» **Task**
Transcribe the listing that follows in full, omitting pictures.

(Entries from a visual dataset)
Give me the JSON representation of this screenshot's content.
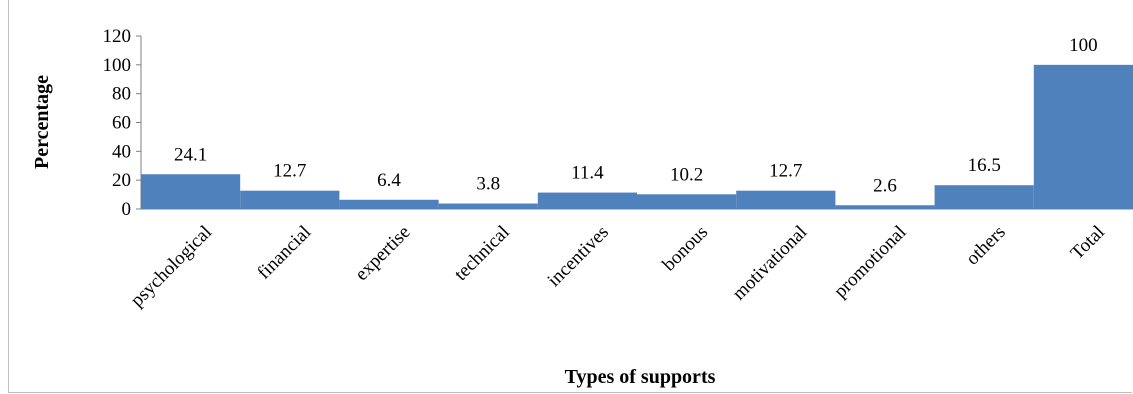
{
  "chart_data": {
    "type": "bar",
    "categories": [
      "psychological",
      "financial",
      "expertise",
      "technical",
      "incentives",
      "bonous",
      "motivational",
      "promotional",
      "others",
      "Total"
    ],
    "values": [
      24.1,
      12.7,
      6.4,
      3.8,
      11.4,
      10.2,
      12.7,
      2.6,
      16.5,
      100
    ],
    "data_labels": [
      "24.1",
      "12.7",
      "6.4",
      "3.8",
      "11.4",
      "10.2",
      "12.7",
      "2.6",
      "16.5",
      "100"
    ],
    "title": "",
    "xlabel": "Types of supports",
    "ylabel": "Percentage",
    "ylim": [
      0,
      120
    ],
    "yticks": [
      0,
      20,
      40,
      60,
      80,
      100,
      120
    ],
    "grid": false,
    "legend": "none",
    "bar_color": "#4F81BD"
  }
}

» **Output for this task**
Give me the JSON representation of this screenshot's content.
{
  "chart_data": {
    "type": "bar",
    "categories": [
      "psychological",
      "financial",
      "expertise",
      "technical",
      "incentives",
      "bonous",
      "motivational",
      "promotional",
      "others",
      "Total"
    ],
    "values": [
      24.1,
      12.7,
      6.4,
      3.8,
      11.4,
      10.2,
      12.7,
      2.6,
      16.5,
      100
    ],
    "data_labels": [
      "24.1",
      "12.7",
      "6.4",
      "3.8",
      "11.4",
      "10.2",
      "12.7",
      "2.6",
      "16.5",
      "100"
    ],
    "title": "",
    "xlabel": "Types of supports",
    "ylabel": "Percentage",
    "ylim": [
      0,
      120
    ],
    "yticks": [
      0,
      20,
      40,
      60,
      80,
      100,
      120
    ],
    "grid": false,
    "legend": "none",
    "bar_color": "#4F81BD"
  }
}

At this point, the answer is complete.